Nach einem langen kalten Winter im Norden Neufundlands brach ich im Mai nach Europa auf, in der Hoffnung auf etwas Wärme und Sonne. Ich kam voll auf die Rechnung, aber nicht so, wie ich dachte.

Zuerst flog ich mit einer Freundin auf die spanische Balearen-Insel Menorca, die Nachbarinsel von Mallorca, um dort zu wandern. Wir beide fanden die Insel wunderschön, aber es war so heiß, dass wir unsere Wanderungen zeitlich stark beschränken mussten.

Dafür schwammen wir in idyllischen Buchten, die in Menorca gut zu finden sind. Das Wasser war fantastisch klar und türkisfarben, wir konnten uns gut abkühlen und im Schatten ausruhen.

Wir besuchten historisch bedeutsame Stätten, vor allem prähistorische Ausgrabungen, von denen Mallorca viele hat: Die Insel besitzt weltweit die höchste Dichte an prähistorischen Fundstätten. Hier zum Beispiel eine restaurierte Grabkammer.

Wir fanden auch die Städtchen Ciutadella und Mahon bildhübsch und besuchten viele der Dörfer, die ihren usprünglichen Charakter bewahrt haben.


Anschließend verbrachte ich einen Monat in der Schweiz, wo ich Familienmitglieder und Freunde besuchte. Ich hatte gehofft, dass es dort kühler sei, aber es war noch heißer! Und die Hitzewelle dauert jetzt noch an, Mitte Juli, da ich bereits wieder in Neufundland zurück bin. Seit Monaten ist fast kein Regen gefallen.

## AUFGABE 1
Beantworten Sie diese Fragen zum Reisebericht.
(a) Wo verbrachte die Erzählperson den Winter vor der Reise?
(b) Weshalb mussten die Wanderungen auf Menorca zeitlich stark beschränkt werden?
(c) Wie lange blieb die Erzählperson in der Schweiz?
## AUFGABE 2
Setzen Sie den Reisebericht nach seinem letzten Satz mit einigen Sätzen fort.
Die Einträge stammen aus einer anderen Quelle als der Reisebericht.

## Daten zur Seitensegmentierung
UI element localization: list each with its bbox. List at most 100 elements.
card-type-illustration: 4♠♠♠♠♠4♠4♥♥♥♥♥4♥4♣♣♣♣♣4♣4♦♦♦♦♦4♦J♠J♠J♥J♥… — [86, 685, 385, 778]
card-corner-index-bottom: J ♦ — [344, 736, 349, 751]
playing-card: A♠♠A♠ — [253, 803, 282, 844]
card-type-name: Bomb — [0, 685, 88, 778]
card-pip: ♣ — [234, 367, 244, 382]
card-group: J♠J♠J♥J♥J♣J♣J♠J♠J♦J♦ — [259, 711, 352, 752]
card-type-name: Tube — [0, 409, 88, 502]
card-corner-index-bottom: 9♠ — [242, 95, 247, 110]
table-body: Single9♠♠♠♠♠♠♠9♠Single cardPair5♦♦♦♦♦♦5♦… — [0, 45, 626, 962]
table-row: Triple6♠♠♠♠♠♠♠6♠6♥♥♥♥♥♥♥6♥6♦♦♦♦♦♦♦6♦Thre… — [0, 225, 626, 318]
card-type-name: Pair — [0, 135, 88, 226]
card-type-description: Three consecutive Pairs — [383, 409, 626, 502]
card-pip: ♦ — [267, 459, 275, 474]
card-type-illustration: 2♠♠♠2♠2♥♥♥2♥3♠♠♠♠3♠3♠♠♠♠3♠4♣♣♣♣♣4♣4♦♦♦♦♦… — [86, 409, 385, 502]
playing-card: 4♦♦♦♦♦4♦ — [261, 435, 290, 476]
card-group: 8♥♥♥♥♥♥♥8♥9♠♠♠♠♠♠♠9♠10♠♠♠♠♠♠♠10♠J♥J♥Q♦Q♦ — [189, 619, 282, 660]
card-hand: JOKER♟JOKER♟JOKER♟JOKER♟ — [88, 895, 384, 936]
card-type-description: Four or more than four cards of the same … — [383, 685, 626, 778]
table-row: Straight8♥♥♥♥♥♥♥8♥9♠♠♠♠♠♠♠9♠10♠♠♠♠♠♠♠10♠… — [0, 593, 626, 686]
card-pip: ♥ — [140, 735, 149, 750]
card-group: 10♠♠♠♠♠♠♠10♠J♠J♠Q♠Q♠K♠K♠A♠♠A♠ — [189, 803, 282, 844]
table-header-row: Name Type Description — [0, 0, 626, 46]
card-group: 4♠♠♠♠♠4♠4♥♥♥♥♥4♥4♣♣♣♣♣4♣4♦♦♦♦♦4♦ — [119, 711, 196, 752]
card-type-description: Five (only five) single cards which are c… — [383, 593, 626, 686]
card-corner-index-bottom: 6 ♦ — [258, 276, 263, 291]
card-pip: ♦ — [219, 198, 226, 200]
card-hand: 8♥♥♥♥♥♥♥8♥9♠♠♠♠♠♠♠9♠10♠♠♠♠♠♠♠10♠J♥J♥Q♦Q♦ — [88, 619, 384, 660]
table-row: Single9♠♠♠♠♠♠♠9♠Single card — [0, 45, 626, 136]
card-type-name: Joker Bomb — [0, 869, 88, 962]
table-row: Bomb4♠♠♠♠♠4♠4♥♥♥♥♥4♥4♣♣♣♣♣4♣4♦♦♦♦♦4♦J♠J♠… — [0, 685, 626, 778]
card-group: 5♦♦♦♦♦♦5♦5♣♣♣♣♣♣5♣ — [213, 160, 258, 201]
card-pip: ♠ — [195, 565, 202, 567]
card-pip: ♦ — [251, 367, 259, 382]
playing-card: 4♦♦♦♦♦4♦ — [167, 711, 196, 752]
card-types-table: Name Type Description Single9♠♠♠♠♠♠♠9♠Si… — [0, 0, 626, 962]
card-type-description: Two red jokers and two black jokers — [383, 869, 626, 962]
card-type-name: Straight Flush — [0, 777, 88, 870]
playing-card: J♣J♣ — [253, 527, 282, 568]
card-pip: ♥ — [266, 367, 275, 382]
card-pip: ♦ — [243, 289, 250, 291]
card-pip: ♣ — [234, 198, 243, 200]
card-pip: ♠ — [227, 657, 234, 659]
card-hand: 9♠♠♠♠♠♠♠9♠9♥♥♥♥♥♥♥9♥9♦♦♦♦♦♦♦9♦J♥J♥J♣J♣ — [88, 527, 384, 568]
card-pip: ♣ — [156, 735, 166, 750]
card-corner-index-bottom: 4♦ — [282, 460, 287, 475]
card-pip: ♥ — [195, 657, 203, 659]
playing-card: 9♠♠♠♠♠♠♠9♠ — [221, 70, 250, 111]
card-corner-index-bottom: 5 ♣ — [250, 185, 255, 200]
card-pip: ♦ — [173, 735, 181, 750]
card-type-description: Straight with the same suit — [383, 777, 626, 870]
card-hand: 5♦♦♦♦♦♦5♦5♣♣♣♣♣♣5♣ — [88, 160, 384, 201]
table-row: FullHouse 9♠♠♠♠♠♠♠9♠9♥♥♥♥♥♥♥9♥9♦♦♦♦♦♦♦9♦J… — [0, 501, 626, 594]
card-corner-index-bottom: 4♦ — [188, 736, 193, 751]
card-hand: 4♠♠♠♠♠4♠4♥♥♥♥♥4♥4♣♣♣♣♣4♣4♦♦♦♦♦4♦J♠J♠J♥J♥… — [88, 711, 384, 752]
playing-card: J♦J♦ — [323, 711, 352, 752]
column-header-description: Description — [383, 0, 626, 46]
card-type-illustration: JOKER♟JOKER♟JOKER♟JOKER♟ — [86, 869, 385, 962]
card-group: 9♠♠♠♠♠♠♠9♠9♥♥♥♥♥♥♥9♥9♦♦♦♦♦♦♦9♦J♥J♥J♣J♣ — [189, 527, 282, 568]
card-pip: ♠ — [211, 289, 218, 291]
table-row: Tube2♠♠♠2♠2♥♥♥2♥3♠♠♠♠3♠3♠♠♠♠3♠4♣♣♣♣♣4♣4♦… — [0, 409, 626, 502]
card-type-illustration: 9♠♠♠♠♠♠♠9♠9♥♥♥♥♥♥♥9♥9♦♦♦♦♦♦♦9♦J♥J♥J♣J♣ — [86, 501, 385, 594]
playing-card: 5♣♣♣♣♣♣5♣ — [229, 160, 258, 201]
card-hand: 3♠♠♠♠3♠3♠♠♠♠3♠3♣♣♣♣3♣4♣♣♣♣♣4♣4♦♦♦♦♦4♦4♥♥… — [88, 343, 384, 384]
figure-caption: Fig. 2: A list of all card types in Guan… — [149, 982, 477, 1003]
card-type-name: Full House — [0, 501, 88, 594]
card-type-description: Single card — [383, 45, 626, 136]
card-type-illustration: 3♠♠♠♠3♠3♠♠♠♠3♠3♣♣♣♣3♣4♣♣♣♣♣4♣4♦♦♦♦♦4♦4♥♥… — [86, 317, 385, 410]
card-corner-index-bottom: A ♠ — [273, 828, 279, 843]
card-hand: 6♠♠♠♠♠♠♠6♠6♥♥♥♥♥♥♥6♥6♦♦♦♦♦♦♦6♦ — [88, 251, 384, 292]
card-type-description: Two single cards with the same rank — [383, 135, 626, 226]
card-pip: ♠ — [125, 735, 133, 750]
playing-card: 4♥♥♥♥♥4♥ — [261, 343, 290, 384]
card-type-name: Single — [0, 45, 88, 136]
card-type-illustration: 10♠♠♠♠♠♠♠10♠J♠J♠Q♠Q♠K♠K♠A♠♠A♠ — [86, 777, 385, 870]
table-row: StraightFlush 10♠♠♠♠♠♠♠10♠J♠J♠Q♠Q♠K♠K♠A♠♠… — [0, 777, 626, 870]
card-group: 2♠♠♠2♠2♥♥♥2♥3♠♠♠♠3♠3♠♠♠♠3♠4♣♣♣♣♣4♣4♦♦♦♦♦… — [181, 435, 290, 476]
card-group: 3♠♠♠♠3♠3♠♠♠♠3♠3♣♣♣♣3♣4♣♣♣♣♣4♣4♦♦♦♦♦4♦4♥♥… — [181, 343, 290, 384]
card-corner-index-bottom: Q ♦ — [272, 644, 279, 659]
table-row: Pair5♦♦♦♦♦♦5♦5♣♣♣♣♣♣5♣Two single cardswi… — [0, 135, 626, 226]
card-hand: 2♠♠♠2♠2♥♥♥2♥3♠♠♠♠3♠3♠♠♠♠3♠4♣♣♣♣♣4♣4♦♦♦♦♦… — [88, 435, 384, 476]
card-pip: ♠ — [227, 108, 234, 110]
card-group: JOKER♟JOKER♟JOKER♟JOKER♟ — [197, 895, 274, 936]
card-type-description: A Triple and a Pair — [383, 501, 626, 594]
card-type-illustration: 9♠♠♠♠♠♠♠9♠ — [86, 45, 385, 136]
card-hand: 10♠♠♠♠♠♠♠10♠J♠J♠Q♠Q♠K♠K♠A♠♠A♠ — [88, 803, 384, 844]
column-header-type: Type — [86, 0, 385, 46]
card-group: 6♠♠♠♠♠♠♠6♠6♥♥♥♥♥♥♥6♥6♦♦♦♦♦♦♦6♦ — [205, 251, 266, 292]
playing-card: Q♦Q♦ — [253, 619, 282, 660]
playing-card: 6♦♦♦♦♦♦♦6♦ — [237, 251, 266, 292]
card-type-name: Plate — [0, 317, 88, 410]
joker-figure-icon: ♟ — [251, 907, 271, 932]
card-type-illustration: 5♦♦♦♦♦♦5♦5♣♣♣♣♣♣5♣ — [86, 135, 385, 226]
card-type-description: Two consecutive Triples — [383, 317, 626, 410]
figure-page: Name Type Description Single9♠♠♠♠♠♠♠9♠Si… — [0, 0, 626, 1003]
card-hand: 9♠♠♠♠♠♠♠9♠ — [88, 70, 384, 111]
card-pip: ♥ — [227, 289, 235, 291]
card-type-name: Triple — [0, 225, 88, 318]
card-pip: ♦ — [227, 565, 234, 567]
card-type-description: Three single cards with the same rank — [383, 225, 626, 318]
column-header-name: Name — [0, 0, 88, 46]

## ANTWORT 1
(a) Im Norden Neufundlands.
(b) Weil es so heiß war.
(c) Einen Monat.

## ANTWORT 2
Meine Schweiz-Besuche sind immer sehr intensiv und emotional, weil ich liebe Menschen treffe und dadurch frühere Zeiten in meiner ersten Heimat wieder aufleben. Ich liebe das Schweizer Essen, die Landschaften, die Zuverlässigkeit, die Sprache, die Gemütlichkeit.

Ich versuche auch stets, einige Wanderungen einzuflechten und wenn möglich neue Ecken kennenzulernen, denn es gibt natürlich immer noch Orte, wo ich noch nie war. Meine Gastgeber verwöhnen mich und nehmen sich Zeit, denn nachher geht es wieder mindestens ein Jahr, wenn nicht länger, bis wir uns wiedersehen.

Nach der Rückkehr in den Norden Neufundlands geht es eine Weile, bis ich wieder richtig da bin. Ich schätze aber das kühlere Wetter, den Regen, meine tägliche Routine, das eigene Bett und das Zuhause mit meinem Lieblingsfischer. Auch Katze Leah und Hund Maggie sind happy, dass ich wieder da bin.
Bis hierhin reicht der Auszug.